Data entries
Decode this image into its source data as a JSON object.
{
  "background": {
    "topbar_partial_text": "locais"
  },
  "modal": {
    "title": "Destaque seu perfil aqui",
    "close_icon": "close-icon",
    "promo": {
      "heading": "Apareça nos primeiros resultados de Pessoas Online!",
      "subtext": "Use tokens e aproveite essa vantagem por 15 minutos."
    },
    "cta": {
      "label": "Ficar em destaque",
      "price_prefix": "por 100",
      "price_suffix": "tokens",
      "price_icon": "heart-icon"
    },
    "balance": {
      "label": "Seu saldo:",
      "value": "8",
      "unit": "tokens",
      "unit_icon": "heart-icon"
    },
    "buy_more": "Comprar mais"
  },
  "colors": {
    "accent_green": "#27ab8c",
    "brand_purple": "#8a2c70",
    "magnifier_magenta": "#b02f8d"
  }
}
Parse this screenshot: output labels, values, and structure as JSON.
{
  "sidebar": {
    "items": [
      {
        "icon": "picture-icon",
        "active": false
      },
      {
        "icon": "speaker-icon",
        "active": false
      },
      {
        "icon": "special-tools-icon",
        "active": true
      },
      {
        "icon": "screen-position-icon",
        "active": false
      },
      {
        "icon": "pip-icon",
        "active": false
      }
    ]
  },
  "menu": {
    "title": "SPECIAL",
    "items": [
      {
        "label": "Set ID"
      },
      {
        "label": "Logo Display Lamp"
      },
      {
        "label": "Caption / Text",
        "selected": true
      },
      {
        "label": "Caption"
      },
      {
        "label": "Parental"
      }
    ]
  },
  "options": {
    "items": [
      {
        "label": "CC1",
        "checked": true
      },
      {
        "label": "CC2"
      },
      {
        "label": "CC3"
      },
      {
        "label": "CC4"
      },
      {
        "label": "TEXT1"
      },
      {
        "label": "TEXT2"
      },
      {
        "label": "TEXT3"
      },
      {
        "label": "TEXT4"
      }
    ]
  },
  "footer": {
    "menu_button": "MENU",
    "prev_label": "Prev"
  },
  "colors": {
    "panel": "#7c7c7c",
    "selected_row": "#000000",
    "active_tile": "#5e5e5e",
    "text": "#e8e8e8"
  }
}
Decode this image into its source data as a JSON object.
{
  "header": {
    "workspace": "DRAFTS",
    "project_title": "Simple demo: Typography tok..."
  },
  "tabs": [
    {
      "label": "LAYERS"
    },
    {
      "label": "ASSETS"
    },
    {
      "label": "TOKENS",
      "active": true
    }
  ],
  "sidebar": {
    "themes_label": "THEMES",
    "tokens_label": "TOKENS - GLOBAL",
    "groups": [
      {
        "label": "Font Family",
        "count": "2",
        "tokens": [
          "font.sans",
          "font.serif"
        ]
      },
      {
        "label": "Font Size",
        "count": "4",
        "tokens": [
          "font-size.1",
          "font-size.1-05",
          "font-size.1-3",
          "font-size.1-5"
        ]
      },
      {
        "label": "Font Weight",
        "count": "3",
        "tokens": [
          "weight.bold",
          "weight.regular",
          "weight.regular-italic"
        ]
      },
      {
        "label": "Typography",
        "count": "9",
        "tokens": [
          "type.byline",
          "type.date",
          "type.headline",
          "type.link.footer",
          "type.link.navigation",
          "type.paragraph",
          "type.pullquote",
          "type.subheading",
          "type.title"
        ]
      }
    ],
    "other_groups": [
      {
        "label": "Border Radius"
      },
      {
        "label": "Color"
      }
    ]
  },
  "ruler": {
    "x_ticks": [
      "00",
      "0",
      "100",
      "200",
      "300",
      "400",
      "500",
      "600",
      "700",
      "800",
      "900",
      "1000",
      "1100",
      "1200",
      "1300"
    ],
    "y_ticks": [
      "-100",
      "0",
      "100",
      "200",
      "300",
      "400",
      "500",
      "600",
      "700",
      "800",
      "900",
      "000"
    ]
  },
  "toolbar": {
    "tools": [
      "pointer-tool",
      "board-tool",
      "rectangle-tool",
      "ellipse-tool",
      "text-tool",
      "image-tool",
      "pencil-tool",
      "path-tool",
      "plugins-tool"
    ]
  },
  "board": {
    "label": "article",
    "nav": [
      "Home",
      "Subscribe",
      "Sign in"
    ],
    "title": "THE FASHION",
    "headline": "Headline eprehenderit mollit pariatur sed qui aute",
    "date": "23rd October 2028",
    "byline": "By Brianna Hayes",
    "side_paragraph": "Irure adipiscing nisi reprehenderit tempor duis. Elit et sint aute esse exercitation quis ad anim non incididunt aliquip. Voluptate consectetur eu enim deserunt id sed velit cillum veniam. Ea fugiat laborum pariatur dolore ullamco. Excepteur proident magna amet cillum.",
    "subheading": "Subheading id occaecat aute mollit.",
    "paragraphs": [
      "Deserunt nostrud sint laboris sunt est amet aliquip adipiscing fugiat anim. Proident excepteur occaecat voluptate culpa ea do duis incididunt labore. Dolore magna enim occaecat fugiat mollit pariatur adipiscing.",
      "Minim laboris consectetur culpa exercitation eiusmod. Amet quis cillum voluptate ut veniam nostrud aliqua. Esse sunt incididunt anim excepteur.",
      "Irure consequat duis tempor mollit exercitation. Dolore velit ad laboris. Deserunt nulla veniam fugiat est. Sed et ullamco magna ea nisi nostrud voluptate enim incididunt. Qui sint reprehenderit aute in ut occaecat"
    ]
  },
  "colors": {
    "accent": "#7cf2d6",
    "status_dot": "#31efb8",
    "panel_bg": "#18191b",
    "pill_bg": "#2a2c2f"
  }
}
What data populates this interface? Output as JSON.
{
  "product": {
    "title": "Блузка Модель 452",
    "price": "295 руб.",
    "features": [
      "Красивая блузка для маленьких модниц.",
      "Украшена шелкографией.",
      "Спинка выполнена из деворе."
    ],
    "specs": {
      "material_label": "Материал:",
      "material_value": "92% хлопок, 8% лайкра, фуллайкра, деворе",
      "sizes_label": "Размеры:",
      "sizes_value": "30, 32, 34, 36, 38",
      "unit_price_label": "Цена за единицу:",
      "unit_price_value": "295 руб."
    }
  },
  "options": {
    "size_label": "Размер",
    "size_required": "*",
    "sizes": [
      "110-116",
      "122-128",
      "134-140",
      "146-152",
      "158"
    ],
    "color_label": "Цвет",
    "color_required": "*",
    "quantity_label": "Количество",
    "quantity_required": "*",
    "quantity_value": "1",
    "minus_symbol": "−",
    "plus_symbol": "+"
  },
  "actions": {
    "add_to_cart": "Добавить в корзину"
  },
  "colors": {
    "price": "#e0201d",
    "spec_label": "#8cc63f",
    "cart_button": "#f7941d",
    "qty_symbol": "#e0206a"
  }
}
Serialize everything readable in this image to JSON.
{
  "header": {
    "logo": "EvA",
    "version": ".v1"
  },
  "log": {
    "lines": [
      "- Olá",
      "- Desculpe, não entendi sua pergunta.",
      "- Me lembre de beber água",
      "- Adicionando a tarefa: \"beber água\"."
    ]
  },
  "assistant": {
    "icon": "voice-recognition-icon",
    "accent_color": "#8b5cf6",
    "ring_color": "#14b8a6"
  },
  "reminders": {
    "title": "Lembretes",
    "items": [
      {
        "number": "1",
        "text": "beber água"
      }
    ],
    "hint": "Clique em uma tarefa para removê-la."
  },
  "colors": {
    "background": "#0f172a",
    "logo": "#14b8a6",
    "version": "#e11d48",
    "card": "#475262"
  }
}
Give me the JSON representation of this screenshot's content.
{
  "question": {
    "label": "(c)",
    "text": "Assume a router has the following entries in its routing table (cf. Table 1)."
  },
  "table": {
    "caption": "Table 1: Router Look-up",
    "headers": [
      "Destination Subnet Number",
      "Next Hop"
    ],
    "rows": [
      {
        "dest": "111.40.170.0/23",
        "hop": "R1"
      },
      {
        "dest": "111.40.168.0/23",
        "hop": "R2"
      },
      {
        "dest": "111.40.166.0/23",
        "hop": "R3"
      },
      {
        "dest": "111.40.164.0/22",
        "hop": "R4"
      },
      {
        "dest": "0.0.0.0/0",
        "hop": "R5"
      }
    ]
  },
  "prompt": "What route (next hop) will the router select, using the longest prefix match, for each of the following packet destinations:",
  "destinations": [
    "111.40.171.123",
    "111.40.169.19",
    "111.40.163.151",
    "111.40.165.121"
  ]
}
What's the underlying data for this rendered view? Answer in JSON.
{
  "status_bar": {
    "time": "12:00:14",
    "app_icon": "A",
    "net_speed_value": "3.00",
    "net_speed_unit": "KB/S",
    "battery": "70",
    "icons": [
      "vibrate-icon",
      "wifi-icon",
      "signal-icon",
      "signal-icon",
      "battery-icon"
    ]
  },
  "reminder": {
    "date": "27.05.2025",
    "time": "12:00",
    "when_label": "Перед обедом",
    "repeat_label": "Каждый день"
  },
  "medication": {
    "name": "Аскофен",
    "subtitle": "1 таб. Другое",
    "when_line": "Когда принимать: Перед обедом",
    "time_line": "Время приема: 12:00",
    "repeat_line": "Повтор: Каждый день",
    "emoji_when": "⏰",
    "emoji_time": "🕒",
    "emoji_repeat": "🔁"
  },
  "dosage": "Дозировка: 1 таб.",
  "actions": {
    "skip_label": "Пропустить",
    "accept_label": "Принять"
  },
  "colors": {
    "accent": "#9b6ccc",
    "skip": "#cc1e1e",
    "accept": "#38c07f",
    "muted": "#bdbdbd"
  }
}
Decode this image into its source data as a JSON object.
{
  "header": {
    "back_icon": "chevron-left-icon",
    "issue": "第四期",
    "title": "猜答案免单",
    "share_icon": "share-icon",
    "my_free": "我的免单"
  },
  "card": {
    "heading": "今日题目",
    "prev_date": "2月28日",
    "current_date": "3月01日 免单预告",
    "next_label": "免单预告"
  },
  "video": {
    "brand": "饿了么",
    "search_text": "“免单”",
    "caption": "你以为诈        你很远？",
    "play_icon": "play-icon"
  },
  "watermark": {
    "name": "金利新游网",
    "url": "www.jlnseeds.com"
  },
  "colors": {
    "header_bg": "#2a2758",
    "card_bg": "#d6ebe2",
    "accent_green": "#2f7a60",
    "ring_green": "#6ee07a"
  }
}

**What is being asked:** Tally up the lines in the records containing the word "headline", then give the count and nothing else.

**Result below:** 2